Short exercise: Filter the listing below, copying every line in which the word "Μάλλον" appears.

Extracted entries:
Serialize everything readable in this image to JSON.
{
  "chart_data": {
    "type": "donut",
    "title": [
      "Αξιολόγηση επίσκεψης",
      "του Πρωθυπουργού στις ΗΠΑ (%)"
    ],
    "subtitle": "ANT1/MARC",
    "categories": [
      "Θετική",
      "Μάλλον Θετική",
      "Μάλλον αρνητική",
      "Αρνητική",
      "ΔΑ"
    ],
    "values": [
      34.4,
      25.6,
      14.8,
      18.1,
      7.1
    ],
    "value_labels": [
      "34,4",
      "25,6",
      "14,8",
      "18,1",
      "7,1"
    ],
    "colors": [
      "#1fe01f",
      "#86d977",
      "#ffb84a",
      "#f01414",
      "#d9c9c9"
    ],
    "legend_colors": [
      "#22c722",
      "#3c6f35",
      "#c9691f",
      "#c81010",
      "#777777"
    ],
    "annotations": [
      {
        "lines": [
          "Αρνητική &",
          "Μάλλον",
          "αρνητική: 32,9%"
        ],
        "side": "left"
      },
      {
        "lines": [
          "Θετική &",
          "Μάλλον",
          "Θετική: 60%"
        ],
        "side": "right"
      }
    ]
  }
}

Result of the exercise:
      "Μάλλον Θετική",
      "Μάλλον αρνητική",
          "Μάλλον",
          "Μάλλον",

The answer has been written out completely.